* **Stated goal**
Isolate every line in the records below with "Model" in it.

[BEGIN Dataset entries]

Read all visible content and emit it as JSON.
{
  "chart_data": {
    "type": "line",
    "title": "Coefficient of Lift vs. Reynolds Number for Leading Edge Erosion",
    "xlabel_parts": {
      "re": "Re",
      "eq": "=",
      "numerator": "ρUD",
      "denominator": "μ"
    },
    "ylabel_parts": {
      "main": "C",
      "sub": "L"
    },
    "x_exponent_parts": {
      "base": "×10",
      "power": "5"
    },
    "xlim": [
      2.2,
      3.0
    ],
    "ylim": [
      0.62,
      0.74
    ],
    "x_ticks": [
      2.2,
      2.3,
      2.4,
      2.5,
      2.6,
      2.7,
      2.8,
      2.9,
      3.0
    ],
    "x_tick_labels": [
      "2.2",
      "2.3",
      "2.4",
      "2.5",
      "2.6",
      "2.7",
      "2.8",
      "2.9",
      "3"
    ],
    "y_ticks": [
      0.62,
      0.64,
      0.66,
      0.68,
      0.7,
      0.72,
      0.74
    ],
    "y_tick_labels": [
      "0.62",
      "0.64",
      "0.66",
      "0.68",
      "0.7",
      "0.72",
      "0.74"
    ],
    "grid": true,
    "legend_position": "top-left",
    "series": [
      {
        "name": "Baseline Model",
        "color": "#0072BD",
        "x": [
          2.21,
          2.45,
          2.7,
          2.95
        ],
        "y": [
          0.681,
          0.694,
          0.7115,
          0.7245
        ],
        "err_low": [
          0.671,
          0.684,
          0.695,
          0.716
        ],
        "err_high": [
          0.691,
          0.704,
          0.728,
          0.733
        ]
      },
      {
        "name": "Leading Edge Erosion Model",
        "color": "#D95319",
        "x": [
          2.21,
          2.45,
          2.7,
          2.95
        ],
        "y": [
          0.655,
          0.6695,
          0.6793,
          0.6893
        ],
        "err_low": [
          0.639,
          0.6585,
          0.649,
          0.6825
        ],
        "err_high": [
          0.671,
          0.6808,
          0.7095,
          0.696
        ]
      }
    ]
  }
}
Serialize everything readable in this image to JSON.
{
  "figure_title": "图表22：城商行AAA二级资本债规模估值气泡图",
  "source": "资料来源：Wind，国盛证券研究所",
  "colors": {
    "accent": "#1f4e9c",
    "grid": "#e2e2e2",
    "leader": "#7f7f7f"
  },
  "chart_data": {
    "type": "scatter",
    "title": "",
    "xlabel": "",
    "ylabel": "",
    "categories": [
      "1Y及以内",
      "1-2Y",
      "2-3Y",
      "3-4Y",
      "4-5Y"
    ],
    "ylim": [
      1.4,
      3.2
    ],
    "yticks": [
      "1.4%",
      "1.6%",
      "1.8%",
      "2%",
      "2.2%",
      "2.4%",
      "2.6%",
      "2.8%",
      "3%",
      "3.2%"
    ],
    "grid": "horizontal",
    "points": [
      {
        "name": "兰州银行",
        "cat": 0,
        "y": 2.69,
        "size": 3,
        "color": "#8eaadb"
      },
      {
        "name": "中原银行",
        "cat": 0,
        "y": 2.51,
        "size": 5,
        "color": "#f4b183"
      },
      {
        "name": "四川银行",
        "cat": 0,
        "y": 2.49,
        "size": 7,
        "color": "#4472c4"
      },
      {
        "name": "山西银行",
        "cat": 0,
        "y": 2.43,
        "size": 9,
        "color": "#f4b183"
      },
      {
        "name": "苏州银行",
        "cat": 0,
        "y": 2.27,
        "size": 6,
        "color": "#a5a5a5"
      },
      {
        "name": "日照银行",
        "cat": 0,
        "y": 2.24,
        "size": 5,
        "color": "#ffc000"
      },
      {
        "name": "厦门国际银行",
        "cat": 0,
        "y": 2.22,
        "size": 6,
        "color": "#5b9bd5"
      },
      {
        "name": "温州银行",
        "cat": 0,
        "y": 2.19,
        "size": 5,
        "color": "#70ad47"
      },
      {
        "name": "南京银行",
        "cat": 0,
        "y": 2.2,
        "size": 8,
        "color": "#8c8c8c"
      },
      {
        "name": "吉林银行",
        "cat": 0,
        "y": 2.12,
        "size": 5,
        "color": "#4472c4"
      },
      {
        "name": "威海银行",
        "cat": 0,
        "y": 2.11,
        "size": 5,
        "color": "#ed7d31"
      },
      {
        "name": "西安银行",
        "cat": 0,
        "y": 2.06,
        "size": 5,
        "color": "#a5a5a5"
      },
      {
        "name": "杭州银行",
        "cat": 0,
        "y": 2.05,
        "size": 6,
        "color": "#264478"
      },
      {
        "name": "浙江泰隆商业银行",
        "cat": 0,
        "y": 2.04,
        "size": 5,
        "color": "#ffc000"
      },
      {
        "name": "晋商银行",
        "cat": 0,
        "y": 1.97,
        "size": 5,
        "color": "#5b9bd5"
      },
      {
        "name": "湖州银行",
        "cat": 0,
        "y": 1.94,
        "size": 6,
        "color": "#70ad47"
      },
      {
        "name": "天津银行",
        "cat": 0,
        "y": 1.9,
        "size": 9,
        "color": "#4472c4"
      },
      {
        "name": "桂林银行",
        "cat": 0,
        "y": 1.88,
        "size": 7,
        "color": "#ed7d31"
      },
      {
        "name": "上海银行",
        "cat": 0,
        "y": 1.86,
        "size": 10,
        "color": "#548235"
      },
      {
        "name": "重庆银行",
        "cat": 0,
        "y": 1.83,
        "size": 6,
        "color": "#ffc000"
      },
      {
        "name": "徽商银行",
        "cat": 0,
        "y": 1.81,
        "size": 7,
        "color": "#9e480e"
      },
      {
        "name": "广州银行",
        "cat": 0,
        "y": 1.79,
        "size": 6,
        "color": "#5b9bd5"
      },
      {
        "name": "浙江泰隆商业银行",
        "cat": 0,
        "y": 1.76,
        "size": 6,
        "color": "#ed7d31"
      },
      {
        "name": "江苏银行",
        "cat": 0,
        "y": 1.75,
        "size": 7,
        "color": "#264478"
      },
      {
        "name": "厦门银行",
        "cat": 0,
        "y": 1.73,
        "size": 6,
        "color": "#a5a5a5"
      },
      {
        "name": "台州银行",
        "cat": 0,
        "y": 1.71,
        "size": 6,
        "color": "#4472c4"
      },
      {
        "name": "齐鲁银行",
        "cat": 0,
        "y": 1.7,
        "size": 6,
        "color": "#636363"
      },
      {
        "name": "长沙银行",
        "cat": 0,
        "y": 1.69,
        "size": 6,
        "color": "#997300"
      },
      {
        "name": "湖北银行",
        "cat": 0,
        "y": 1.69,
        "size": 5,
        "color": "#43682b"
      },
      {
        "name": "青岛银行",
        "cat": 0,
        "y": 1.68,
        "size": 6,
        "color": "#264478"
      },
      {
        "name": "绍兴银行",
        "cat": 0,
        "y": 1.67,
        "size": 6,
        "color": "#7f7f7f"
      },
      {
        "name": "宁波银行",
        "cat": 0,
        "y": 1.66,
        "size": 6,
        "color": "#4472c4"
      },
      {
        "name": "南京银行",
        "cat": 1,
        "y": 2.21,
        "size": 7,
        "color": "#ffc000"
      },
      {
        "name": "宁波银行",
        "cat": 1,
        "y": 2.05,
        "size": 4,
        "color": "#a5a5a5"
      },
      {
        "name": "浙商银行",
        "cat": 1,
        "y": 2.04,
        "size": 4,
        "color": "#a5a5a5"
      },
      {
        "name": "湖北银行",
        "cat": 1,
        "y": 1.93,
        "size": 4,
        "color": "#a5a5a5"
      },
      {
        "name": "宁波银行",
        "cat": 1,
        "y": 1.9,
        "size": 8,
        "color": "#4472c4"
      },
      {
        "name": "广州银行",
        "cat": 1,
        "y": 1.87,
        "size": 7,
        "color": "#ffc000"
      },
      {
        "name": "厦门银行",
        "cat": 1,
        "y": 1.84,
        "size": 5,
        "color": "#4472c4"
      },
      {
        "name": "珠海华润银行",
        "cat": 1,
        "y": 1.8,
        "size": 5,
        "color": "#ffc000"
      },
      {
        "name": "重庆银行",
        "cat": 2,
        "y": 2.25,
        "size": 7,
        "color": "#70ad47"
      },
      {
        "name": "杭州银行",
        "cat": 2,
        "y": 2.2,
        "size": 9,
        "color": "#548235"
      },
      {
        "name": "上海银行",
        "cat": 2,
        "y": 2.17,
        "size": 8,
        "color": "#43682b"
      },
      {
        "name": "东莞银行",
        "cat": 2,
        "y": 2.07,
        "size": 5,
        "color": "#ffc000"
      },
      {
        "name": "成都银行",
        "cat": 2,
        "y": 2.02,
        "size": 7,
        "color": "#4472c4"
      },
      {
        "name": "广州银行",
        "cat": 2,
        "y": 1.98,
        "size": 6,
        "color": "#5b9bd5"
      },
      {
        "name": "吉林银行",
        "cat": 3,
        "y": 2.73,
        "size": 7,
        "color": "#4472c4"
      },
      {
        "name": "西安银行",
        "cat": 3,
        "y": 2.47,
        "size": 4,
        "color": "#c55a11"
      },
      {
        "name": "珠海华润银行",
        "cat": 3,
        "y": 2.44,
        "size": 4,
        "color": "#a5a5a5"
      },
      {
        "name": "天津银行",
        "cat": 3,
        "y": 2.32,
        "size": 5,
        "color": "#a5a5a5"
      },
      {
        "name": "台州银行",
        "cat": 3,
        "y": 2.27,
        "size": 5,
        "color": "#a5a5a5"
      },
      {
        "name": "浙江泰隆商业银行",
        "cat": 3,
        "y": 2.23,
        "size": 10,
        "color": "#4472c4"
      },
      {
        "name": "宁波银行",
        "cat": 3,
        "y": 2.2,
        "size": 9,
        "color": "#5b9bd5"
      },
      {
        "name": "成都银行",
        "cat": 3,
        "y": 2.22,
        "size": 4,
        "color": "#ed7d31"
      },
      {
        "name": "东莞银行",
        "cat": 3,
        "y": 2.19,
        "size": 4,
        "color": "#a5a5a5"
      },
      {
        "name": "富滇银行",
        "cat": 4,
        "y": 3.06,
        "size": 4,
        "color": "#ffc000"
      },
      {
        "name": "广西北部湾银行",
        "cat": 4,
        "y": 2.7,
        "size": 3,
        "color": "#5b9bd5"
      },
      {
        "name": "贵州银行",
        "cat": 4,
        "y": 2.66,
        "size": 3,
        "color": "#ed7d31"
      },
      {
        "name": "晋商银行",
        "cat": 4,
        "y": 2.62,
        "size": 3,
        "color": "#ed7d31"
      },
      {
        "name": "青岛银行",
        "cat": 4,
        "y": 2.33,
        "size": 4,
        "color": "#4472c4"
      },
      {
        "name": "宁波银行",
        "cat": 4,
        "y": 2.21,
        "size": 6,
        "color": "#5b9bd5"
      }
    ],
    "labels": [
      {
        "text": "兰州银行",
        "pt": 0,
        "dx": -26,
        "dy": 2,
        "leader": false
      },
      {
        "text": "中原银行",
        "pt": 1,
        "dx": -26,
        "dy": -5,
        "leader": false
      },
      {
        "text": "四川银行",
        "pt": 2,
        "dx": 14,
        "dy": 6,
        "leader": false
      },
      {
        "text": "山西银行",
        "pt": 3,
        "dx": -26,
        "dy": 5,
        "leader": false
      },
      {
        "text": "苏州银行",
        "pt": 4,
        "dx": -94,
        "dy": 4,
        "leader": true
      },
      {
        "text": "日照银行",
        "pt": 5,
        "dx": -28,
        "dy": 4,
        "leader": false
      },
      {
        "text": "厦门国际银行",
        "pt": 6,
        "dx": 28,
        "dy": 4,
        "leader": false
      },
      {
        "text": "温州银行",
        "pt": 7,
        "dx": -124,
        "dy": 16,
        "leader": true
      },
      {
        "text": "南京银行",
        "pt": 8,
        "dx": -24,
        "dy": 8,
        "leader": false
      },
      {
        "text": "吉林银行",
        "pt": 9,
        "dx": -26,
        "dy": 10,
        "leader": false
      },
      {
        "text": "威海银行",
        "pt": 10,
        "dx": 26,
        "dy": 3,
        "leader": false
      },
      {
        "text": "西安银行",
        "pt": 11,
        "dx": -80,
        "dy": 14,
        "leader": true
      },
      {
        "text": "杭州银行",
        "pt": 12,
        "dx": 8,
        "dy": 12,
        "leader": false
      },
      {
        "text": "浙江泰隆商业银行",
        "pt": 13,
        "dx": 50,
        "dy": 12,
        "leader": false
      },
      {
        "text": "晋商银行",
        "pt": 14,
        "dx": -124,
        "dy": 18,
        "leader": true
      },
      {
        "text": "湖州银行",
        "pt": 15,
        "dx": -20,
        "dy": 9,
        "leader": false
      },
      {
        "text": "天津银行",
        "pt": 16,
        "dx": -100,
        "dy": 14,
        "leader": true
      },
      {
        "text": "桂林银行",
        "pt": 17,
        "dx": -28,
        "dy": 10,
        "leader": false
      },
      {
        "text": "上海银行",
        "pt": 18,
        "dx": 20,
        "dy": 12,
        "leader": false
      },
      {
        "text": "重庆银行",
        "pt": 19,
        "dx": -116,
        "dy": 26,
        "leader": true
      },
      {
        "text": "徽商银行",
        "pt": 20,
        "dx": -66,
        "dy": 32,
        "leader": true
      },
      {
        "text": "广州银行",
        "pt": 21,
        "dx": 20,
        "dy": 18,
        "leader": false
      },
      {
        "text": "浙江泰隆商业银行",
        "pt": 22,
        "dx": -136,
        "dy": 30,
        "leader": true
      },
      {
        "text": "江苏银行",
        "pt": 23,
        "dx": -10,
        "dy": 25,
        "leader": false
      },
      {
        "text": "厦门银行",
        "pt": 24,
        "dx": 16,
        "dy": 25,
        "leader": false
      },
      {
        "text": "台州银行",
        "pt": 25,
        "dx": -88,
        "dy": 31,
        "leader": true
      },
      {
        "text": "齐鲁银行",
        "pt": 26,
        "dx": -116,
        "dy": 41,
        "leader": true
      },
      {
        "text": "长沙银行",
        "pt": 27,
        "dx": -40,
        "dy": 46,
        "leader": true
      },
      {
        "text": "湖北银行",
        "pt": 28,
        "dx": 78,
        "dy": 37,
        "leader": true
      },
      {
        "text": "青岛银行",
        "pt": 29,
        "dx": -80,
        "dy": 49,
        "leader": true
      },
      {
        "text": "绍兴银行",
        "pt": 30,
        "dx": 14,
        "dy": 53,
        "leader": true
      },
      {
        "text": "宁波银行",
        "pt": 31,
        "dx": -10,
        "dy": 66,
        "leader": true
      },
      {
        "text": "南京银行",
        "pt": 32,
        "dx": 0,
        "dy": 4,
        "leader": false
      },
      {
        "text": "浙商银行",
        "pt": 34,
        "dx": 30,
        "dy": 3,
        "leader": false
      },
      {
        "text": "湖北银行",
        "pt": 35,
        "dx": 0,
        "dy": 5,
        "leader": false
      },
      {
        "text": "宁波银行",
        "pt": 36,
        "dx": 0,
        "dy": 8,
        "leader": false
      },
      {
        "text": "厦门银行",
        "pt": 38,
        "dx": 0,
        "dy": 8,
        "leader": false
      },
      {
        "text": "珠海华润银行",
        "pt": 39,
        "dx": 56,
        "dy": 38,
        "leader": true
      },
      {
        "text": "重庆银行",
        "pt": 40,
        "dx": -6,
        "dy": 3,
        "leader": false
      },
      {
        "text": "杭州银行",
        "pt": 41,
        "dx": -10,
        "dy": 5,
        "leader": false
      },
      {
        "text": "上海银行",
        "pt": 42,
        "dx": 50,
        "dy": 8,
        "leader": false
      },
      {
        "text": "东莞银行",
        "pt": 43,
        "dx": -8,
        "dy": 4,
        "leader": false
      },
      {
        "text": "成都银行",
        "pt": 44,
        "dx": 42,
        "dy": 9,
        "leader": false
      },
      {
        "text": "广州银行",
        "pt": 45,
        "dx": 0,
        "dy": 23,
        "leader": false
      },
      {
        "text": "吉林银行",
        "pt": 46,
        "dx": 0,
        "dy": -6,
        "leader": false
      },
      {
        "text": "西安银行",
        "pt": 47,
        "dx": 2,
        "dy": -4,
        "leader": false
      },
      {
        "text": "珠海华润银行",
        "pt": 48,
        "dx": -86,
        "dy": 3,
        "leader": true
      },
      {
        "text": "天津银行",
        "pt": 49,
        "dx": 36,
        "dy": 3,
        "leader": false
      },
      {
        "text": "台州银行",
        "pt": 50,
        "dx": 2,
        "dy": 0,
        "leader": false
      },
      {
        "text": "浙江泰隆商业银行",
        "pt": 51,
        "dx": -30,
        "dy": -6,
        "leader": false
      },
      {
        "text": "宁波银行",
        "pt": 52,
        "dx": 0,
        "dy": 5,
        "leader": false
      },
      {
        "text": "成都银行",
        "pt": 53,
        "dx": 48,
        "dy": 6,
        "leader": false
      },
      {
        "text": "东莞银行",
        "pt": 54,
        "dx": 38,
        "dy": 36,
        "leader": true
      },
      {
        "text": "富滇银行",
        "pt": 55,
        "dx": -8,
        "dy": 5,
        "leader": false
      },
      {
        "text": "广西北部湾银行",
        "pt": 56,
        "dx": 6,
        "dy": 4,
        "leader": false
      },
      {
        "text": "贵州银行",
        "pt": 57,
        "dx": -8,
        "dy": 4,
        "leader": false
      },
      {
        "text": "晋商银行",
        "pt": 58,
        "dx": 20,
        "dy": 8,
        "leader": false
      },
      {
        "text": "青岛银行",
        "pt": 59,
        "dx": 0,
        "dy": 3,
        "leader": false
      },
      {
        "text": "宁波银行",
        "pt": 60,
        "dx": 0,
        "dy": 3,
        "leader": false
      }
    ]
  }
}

[END Dataset entries]

* **Correct answer**
        "name": "Baseline Model",
        "name": "Leading Edge Erosion Model",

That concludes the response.